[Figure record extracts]
————

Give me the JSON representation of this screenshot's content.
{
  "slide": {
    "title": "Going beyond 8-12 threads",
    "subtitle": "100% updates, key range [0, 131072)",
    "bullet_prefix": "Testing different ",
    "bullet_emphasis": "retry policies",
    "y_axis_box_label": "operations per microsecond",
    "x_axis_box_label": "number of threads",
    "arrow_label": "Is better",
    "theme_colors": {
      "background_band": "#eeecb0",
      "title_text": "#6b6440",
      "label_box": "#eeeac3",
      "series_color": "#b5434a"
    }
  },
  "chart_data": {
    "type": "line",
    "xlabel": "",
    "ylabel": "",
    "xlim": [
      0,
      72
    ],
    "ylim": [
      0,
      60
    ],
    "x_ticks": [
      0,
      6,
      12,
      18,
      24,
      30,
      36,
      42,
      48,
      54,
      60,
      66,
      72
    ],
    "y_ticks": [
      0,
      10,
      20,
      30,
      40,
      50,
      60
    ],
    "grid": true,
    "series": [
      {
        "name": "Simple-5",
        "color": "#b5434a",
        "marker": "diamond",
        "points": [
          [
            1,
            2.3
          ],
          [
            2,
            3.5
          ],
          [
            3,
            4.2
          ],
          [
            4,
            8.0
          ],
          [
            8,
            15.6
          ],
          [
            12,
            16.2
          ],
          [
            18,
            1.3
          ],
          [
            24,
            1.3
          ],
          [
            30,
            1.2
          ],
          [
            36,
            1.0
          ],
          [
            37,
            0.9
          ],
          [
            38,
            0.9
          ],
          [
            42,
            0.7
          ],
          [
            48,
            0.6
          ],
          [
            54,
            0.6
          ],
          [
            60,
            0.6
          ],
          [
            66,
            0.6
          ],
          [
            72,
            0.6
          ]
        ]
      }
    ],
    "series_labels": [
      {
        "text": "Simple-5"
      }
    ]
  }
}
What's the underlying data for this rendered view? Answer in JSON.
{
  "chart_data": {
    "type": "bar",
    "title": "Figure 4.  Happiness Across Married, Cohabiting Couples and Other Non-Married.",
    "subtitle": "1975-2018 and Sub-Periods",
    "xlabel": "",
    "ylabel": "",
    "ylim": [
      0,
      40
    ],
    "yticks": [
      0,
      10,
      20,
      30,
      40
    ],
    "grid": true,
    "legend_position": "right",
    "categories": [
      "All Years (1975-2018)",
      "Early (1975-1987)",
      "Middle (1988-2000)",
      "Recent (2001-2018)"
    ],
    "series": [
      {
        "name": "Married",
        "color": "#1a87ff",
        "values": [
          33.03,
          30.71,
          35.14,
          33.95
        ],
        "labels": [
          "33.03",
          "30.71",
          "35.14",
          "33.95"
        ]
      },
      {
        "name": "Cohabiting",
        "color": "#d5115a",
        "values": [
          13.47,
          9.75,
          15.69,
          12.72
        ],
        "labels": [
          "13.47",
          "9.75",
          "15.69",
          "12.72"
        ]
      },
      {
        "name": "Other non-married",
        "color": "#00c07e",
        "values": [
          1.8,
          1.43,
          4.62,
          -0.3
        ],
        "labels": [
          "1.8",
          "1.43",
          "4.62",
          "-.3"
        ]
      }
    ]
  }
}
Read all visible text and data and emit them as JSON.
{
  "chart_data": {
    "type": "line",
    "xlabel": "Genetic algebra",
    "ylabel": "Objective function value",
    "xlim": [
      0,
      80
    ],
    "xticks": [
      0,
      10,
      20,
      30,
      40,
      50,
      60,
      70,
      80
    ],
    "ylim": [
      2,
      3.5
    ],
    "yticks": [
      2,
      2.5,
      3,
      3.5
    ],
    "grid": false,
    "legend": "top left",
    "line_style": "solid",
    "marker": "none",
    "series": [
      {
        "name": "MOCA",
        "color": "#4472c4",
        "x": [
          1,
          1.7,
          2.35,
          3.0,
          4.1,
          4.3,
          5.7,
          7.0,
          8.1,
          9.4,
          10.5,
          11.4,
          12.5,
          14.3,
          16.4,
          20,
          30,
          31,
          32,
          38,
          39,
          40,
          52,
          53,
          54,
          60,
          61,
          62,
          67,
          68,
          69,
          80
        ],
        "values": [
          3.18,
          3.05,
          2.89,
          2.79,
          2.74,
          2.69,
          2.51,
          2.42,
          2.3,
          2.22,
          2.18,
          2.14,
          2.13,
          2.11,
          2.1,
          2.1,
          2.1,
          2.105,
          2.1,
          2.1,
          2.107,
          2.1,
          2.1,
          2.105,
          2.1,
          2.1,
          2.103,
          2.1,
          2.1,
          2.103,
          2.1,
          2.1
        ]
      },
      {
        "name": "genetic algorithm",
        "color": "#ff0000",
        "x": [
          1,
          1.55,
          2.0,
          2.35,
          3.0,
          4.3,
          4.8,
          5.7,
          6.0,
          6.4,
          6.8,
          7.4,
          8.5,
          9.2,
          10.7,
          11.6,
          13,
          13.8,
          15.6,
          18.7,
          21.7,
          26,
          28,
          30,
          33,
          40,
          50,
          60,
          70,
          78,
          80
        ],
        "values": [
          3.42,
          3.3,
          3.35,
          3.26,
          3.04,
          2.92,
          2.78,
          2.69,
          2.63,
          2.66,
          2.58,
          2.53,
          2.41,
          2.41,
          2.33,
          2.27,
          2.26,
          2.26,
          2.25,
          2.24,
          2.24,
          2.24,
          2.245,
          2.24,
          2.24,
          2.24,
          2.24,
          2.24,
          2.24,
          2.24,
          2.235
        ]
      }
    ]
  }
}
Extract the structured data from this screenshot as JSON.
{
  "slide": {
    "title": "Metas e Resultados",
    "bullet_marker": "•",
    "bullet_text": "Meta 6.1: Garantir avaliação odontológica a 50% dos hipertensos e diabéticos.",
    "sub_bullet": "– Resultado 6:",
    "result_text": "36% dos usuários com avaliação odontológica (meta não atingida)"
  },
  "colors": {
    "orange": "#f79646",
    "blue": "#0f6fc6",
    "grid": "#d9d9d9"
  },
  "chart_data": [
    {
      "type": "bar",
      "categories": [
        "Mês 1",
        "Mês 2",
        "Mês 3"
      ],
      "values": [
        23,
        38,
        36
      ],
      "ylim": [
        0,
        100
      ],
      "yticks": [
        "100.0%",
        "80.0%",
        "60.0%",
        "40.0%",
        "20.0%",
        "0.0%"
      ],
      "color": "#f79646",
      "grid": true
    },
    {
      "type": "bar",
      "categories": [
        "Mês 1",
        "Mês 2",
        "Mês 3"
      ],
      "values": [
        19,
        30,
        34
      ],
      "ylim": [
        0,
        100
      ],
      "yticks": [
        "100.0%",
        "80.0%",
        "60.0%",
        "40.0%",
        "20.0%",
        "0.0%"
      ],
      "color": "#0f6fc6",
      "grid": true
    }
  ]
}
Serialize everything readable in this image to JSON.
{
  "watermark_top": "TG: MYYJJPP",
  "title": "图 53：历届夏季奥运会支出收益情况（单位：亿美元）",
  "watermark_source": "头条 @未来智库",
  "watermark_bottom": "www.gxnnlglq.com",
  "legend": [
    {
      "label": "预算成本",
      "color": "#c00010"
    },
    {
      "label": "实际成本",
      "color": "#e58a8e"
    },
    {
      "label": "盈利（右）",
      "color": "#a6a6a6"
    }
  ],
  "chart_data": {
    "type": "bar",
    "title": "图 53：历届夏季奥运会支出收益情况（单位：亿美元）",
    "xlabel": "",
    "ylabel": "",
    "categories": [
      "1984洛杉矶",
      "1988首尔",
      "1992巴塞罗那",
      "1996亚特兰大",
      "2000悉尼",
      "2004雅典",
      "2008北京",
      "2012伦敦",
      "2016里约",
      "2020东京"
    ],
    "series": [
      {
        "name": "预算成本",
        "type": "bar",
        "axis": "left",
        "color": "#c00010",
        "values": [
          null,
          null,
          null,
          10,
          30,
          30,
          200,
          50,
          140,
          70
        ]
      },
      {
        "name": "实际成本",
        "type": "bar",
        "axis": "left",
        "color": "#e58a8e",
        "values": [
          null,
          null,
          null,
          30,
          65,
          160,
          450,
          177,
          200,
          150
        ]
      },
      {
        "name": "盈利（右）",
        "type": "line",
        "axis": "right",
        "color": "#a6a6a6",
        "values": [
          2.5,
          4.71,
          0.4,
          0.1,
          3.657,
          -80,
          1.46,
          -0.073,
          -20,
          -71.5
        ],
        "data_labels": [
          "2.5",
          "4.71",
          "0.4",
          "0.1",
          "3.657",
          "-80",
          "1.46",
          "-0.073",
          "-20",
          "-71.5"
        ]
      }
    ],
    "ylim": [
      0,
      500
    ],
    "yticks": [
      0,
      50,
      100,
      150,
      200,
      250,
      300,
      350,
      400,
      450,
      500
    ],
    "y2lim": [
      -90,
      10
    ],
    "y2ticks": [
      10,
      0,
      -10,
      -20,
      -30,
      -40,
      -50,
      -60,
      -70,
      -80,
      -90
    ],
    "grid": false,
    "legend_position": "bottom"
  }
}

————

Stated goal ▸
Read through the data and copy every line where "Cohabiting" shows up.

The response ▸
    "title": "Figure 4.  Happiness Across Married, Cohabiting Couples and Other Non-Married.",
        "name": "Cohabiting",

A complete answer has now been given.